** begin Data for this task **

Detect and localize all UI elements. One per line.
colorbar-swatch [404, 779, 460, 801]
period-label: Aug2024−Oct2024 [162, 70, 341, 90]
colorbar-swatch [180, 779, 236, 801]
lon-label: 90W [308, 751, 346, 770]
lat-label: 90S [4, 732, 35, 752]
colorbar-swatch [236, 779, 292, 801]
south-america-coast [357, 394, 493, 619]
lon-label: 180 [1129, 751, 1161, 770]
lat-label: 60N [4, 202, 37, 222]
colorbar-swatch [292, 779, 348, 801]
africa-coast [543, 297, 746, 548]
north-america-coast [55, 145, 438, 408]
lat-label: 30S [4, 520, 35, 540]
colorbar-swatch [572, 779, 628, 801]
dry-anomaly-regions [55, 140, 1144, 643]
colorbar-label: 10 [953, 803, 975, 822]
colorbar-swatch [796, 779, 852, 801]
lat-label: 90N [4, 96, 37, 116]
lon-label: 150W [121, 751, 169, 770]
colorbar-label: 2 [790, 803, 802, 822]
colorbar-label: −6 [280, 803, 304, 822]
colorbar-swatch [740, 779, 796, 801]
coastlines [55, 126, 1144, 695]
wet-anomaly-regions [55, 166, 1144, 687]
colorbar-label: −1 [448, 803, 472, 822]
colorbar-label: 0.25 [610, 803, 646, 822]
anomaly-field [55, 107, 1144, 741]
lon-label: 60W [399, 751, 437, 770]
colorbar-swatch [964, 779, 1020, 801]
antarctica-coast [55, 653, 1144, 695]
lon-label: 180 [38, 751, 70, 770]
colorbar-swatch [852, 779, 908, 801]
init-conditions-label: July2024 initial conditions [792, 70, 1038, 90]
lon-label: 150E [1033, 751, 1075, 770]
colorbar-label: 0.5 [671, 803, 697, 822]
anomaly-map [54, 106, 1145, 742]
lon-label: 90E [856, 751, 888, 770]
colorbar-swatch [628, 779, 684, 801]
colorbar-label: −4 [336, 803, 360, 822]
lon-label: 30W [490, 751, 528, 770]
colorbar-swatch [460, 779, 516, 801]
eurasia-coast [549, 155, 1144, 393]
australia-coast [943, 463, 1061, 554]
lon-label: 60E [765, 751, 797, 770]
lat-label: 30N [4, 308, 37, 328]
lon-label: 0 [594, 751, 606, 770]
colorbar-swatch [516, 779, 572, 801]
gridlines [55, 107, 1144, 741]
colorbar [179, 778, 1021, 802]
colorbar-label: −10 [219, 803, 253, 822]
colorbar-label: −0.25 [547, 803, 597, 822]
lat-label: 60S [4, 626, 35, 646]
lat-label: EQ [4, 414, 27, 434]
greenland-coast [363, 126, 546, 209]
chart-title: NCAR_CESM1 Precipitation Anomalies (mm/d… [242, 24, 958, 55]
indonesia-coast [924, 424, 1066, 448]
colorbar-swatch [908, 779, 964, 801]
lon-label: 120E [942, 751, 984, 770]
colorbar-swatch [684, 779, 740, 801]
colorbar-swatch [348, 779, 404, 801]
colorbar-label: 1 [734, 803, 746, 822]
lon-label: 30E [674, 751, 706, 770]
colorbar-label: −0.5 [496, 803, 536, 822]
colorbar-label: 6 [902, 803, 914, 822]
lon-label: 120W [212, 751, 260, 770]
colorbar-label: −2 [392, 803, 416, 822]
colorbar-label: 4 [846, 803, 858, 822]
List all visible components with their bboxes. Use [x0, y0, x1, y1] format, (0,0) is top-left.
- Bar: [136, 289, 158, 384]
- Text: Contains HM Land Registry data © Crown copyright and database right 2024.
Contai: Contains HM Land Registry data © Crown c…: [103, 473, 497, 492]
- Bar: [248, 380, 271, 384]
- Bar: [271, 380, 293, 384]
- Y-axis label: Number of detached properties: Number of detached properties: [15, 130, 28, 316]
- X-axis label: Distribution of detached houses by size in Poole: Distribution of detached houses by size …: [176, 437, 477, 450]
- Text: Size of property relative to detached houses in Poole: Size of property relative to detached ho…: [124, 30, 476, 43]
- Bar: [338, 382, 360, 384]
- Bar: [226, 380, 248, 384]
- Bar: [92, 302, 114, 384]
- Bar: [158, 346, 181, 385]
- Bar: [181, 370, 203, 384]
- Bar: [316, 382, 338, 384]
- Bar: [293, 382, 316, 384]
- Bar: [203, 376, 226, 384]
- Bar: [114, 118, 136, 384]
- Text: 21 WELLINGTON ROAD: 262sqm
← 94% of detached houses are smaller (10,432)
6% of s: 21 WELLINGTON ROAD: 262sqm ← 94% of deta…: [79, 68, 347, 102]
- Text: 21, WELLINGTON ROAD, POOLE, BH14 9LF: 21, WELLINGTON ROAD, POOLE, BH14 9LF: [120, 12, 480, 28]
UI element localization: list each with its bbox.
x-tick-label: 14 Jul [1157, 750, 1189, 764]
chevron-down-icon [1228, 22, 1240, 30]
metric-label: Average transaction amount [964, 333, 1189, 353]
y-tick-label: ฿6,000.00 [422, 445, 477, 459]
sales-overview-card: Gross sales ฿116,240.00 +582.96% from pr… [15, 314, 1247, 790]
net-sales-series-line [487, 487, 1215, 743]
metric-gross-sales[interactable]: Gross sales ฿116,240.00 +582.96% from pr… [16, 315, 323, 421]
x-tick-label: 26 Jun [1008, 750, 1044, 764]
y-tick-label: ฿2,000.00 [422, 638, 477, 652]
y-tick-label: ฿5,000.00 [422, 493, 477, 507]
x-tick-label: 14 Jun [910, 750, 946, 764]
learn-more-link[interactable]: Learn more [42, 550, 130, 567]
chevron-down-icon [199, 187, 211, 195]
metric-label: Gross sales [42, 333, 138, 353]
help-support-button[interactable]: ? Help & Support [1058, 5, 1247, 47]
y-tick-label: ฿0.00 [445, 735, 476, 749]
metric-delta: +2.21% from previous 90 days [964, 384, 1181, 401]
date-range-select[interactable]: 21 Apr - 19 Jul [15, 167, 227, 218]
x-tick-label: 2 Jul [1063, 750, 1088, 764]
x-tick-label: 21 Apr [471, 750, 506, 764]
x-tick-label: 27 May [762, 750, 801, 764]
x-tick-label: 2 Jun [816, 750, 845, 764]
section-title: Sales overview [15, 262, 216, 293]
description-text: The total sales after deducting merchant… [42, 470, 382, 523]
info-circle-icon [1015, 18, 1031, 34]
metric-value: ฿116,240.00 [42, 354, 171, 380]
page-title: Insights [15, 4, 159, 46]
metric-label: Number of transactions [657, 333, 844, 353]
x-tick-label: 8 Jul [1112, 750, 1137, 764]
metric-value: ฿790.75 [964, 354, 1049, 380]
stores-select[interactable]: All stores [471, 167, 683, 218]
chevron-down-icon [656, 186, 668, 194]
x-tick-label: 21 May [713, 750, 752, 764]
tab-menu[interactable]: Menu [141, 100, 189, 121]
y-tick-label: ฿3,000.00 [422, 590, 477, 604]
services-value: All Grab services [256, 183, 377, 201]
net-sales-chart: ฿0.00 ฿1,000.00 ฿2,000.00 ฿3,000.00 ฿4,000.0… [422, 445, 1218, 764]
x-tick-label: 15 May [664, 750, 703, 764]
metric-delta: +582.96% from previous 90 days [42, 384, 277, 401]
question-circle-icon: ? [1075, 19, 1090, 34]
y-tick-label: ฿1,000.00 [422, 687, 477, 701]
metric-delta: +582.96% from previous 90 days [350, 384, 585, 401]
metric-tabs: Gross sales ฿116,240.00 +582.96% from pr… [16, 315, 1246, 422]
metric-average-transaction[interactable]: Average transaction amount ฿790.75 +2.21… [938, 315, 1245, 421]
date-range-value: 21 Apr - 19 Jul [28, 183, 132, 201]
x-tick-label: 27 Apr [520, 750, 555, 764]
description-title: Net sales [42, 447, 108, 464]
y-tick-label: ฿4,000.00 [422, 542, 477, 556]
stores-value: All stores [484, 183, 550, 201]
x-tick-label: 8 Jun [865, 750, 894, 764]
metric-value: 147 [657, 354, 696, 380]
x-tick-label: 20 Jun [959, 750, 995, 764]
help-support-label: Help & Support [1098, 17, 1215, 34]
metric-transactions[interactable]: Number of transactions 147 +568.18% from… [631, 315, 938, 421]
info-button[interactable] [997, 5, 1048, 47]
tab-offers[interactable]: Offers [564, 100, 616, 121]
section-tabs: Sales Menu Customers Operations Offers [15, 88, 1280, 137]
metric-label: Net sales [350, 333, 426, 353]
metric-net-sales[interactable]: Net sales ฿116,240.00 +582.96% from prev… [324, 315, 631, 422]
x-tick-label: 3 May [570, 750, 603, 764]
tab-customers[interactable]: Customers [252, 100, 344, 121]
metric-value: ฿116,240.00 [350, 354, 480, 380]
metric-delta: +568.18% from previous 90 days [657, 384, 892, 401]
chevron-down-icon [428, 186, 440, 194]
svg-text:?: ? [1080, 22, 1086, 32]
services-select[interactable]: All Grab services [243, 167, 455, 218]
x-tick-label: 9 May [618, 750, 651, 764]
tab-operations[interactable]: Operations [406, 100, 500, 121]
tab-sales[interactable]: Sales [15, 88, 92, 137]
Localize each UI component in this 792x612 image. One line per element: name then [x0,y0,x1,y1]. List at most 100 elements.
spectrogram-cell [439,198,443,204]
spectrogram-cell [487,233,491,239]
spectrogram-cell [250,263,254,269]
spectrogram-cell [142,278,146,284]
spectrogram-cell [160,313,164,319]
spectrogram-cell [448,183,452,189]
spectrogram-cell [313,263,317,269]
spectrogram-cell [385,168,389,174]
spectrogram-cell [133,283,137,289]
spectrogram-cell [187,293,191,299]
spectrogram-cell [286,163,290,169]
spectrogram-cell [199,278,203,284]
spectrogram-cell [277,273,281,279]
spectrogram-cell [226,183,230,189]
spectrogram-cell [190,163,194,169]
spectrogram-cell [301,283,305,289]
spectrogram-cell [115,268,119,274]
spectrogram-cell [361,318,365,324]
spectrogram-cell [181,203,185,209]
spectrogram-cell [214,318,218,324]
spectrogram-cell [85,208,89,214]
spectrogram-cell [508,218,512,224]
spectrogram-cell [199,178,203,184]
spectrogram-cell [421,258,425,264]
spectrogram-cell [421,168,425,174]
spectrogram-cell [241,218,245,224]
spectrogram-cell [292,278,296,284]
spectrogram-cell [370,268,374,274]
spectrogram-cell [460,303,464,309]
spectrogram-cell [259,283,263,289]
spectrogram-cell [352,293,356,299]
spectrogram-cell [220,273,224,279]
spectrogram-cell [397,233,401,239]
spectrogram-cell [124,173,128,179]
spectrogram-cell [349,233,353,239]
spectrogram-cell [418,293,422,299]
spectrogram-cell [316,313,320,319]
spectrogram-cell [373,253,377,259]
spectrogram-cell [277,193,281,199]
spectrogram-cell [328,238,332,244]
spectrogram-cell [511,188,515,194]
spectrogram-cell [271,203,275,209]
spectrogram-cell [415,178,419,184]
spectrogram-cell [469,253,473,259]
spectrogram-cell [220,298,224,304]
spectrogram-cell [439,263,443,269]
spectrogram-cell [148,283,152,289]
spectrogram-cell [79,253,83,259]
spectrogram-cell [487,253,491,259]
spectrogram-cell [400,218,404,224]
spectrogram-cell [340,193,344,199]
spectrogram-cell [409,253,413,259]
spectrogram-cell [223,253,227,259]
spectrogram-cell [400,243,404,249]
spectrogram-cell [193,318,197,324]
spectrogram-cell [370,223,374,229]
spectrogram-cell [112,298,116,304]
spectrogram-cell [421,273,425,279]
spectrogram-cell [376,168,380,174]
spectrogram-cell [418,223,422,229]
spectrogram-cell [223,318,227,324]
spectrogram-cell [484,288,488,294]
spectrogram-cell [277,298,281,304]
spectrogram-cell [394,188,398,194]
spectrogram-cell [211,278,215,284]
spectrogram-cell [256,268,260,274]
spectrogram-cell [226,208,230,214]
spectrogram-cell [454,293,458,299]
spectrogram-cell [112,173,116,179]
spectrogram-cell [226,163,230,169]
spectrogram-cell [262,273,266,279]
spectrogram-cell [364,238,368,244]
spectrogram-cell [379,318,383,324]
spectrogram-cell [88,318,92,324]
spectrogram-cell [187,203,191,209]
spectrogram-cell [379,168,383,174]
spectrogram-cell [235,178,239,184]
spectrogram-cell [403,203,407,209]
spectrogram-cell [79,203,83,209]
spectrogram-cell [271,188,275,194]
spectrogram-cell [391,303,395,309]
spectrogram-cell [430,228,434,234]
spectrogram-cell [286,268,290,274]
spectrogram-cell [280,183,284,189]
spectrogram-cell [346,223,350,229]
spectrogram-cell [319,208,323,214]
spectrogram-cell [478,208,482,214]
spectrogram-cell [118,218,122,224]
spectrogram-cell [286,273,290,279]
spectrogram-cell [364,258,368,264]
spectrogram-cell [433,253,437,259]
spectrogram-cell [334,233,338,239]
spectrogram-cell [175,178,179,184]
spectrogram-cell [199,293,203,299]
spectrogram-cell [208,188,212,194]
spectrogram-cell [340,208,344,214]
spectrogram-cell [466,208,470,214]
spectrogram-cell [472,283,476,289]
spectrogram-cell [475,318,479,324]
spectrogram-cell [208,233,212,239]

** end Data for this task **

Written exercise> Copy out everything from the start of the listing down to the line containing "greenland-coast [363, 126, 546, 209]", including both of those lines, with no changes.

Answer to the task>
Detect and localize all UI elements. One per line.
colorbar-swatch [404, 779, 460, 801]
period-label: Aug2024−Oct2024 [162, 70, 341, 90]
colorbar-swatch [180, 779, 236, 801]
lon-label: 90W [308, 751, 346, 770]
lat-label: 90S [4, 732, 35, 752]
colorbar-swatch [236, 779, 292, 801]
south-america-coast [357, 394, 493, 619]
lon-label: 180 [1129, 751, 1161, 770]
lat-label: 60N [4, 202, 37, 222]
colorbar-swatch [292, 779, 348, 801]
africa-coast [543, 297, 746, 548]
north-america-coast [55, 145, 438, 408]
lat-label: 30S [4, 520, 35, 540]
colorbar-swatch [572, 779, 628, 801]
dry-anomaly-regions [55, 140, 1144, 643]
colorbar-label: 10 [953, 803, 975, 822]
colorbar-swatch [796, 779, 852, 801]
lat-label: 90N [4, 96, 37, 116]
lon-label: 150W [121, 751, 169, 770]
colorbar-label: 2 [790, 803, 802, 822]
colorbar-label: −6 [280, 803, 304, 822]
colorbar-swatch [740, 779, 796, 801]
coastlines [55, 126, 1144, 695]
wet-anomaly-regions [55, 166, 1144, 687]
colorbar-label: −1 [448, 803, 472, 822]
colorbar-label: 0.25 [610, 803, 646, 822]
anomaly-field [55, 107, 1144, 741]
lon-label: 60W [399, 751, 437, 770]
colorbar-swatch [964, 779, 1020, 801]
antarctica-coast [55, 653, 1144, 695]
lon-label: 180 [38, 751, 70, 770]
colorbar-swatch [852, 779, 908, 801]
init-conditions-label: July2024 initial conditions [792, 70, 1038, 90]
lon-label: 150E [1033, 751, 1075, 770]
colorbar-label: 0.5 [671, 803, 697, 822]
anomaly-map [54, 106, 1145, 742]
lon-label: 90E [856, 751, 888, 770]
colorbar-swatch [628, 779, 684, 801]
colorbar-label: −4 [336, 803, 360, 822]
lon-label: 30W [490, 751, 528, 770]
colorbar-swatch [460, 779, 516, 801]
eurasia-coast [549, 155, 1144, 393]
australia-coast [943, 463, 1061, 554]
lon-label: 60E [765, 751, 797, 770]
lat-label: 30N [4, 308, 37, 328]
lon-label: 0 [594, 751, 606, 770]
colorbar-swatch [516, 779, 572, 801]
gridlines [55, 107, 1144, 741]
colorbar [179, 778, 1021, 802]
colorbar-label: −10 [219, 803, 253, 822]
colorbar-label: −0.25 [547, 803, 597, 822]
lat-label: 60S [4, 626, 35, 646]
lat-label: EQ [4, 414, 27, 434]
greenland-coast [363, 126, 546, 209]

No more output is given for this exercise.